==== Dataset extract
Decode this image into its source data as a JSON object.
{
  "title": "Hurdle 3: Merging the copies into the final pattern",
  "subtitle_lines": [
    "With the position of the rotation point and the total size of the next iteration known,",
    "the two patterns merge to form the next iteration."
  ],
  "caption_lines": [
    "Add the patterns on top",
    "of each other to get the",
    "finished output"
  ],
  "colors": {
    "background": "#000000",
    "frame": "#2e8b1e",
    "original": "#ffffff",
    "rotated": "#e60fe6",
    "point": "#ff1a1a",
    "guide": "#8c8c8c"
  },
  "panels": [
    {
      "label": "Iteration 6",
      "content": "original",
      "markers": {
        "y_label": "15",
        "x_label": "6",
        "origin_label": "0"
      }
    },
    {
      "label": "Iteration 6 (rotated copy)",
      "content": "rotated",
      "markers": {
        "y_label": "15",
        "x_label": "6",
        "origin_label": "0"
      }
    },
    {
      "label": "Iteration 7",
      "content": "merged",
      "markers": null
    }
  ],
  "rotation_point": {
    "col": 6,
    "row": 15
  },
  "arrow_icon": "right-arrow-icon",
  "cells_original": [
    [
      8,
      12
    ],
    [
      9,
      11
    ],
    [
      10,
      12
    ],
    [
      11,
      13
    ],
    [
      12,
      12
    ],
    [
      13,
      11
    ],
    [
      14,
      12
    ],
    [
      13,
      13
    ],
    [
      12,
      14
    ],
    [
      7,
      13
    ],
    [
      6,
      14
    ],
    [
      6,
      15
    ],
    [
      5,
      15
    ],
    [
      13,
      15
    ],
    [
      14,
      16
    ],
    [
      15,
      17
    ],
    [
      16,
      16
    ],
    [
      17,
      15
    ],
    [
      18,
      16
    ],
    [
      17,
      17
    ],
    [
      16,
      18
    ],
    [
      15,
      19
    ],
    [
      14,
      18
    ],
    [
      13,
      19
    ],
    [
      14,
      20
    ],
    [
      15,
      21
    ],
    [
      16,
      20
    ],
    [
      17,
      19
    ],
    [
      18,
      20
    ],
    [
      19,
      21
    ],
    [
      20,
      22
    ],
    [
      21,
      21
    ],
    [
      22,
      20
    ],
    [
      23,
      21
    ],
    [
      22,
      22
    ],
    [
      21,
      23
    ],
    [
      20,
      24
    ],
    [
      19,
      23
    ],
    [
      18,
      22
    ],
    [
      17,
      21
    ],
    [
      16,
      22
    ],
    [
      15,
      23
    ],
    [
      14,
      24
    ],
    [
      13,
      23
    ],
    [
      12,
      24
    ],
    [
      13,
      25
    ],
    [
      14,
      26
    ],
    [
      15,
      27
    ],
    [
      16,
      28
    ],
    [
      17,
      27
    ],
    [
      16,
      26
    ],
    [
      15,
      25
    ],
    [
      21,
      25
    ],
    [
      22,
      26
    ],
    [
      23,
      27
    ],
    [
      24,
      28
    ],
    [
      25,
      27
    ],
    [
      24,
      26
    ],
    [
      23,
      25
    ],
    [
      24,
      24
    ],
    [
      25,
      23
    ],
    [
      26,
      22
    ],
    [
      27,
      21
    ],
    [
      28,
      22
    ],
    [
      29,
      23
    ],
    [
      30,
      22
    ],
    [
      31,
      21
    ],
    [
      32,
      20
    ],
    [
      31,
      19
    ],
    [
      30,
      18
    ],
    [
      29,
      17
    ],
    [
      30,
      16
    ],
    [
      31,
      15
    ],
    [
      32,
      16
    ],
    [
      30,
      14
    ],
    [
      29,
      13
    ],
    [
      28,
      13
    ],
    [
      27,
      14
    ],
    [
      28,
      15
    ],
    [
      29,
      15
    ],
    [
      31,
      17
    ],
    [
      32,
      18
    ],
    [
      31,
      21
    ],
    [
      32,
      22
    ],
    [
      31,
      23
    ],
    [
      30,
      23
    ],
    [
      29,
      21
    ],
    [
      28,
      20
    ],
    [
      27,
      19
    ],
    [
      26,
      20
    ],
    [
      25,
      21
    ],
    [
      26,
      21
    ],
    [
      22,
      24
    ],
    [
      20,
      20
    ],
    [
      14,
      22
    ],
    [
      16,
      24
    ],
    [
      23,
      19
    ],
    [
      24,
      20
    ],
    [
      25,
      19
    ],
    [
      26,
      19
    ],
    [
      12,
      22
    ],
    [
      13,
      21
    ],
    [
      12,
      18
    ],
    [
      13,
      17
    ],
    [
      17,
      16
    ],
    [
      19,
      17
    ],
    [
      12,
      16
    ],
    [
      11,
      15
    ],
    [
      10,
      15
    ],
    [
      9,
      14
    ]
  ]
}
========
What to do:
From the listing above, collect each line in which the string "rotated" appears.

Complete output:
    "rotated": "#e60fe6",
      "label": "Iteration 6 (rotated copy)",
      "content": "rotated",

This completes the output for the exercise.